[start DATA SUPPLIED]

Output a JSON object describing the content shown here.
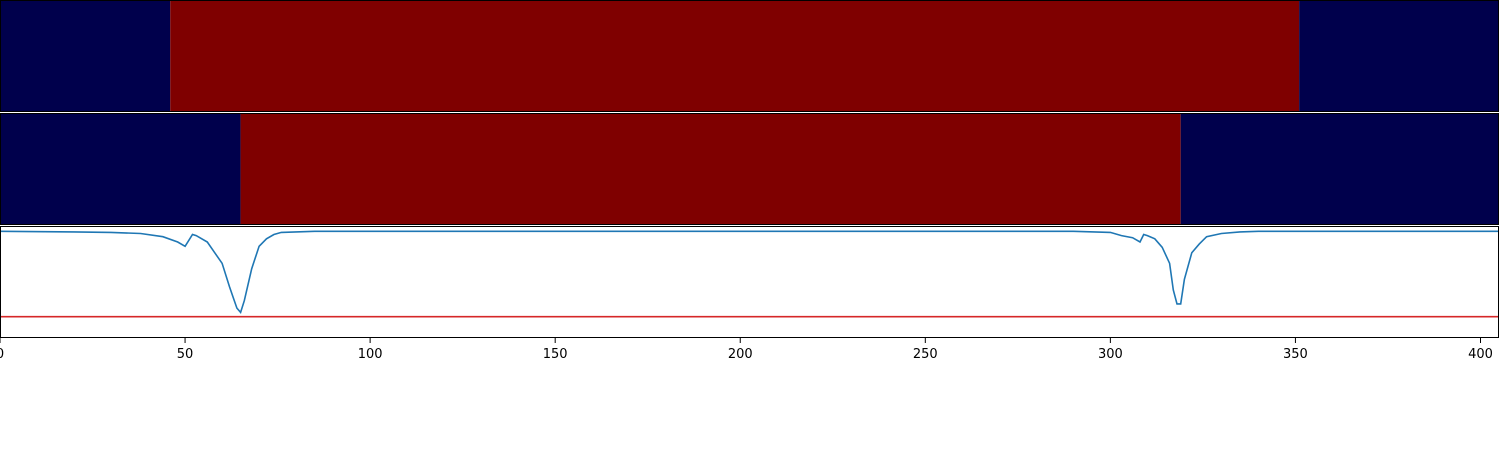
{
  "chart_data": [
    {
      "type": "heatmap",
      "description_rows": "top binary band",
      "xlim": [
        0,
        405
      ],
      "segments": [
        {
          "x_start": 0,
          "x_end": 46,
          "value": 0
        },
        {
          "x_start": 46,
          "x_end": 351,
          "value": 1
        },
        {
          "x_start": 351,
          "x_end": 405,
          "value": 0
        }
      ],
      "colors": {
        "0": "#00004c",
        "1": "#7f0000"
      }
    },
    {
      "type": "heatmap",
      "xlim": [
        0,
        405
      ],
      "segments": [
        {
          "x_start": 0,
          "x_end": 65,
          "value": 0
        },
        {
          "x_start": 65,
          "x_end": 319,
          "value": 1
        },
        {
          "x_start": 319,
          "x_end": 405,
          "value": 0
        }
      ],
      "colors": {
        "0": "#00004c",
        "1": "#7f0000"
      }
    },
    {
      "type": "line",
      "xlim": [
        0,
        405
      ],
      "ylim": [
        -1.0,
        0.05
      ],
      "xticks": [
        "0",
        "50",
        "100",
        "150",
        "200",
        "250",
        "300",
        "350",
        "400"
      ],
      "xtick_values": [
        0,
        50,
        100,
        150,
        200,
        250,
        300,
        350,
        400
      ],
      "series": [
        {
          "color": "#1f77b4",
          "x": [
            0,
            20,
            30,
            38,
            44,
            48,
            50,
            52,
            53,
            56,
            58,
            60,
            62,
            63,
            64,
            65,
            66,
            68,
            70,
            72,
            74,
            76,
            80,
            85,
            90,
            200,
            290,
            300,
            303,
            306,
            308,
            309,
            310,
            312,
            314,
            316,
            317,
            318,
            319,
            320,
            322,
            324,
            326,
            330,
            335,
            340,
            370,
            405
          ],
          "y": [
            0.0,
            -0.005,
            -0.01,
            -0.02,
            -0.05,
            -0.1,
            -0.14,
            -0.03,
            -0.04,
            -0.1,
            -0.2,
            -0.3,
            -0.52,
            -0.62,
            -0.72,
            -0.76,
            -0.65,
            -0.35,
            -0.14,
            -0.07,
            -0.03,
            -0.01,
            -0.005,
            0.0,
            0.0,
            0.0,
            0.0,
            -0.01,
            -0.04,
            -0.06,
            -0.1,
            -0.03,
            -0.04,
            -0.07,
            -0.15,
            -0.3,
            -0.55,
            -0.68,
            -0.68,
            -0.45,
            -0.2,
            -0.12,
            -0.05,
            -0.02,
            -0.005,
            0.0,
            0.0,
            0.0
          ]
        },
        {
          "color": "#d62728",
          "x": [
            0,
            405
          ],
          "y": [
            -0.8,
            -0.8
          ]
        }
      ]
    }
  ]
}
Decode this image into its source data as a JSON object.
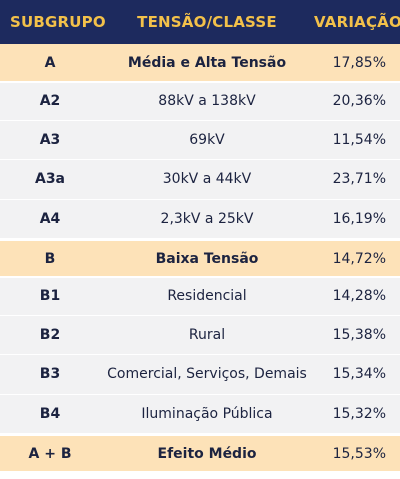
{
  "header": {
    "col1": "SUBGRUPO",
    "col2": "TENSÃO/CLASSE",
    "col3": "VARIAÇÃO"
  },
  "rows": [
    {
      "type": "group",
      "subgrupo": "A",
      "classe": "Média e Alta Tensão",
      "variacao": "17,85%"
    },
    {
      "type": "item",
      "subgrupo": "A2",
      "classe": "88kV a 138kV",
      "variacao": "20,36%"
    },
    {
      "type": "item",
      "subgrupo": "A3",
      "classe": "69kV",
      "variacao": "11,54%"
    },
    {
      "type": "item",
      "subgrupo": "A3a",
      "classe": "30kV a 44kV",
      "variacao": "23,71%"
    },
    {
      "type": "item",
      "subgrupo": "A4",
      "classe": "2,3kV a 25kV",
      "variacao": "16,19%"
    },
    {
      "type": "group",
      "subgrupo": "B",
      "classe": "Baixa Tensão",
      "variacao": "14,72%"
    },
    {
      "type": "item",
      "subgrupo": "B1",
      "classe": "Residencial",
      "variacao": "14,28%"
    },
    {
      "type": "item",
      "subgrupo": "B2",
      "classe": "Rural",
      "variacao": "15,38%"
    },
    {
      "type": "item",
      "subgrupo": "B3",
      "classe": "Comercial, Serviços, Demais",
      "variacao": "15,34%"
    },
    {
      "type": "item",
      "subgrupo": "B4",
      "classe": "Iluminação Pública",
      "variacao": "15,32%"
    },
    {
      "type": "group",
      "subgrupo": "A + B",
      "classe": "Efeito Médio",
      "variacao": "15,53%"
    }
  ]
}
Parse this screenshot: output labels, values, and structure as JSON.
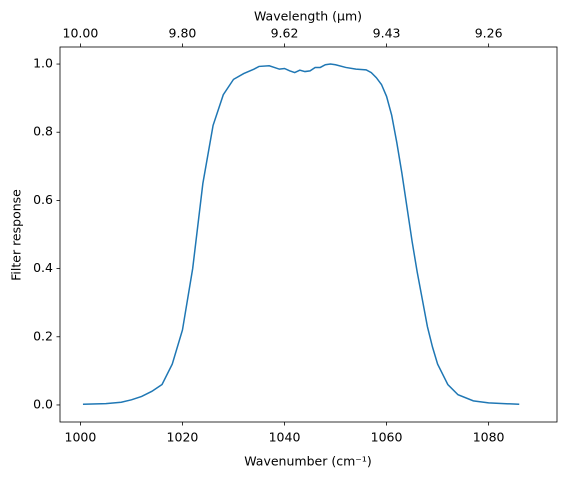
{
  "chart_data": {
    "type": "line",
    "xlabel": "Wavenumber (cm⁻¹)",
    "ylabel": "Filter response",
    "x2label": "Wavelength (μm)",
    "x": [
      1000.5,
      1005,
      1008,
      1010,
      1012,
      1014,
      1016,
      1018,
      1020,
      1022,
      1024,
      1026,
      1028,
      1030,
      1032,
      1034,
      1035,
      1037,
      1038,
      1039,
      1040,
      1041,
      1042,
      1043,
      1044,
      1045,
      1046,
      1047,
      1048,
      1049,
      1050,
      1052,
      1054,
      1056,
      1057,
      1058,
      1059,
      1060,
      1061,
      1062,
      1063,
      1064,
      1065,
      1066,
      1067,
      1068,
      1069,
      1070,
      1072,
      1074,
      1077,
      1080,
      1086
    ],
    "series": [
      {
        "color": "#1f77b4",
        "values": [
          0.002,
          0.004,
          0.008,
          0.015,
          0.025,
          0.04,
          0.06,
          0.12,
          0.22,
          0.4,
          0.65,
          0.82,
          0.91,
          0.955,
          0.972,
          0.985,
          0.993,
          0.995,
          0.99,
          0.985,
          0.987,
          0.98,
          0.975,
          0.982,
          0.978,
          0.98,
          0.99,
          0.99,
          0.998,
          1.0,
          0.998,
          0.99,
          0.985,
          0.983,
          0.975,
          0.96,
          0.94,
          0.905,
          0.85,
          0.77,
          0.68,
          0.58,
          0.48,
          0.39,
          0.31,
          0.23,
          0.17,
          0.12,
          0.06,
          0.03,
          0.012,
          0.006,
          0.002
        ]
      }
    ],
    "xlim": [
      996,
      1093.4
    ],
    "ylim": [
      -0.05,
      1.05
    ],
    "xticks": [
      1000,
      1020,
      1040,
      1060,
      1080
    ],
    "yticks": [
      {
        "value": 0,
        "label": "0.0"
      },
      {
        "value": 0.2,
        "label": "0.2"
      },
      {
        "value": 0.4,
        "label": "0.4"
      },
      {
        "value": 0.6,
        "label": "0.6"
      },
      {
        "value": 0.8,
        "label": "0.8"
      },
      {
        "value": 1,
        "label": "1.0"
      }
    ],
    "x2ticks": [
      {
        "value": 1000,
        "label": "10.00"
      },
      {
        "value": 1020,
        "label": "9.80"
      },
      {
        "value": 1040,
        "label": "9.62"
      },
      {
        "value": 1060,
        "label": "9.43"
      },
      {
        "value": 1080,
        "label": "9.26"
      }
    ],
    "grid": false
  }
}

[end DATA SUPPLIED]
[start DATA SUPPLIED]

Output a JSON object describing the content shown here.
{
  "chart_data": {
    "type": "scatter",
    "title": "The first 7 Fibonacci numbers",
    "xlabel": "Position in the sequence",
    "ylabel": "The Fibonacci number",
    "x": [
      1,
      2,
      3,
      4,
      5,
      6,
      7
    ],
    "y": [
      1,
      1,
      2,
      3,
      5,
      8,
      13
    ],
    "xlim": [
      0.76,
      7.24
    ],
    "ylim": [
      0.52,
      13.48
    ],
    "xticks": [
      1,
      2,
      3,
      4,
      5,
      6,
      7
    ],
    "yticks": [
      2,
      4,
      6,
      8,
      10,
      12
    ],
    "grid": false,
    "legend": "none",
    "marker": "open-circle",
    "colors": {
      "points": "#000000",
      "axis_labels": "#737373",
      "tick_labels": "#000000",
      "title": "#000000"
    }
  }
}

[end DATA SUPPLIED]

**EXERCISE DESCRIPTION**
Pick every line with "title" in it and copy it.

**EXERCISE SOLUTION**
    "title": "The first 7 Fibonacci numbers",
      "title": "#000000"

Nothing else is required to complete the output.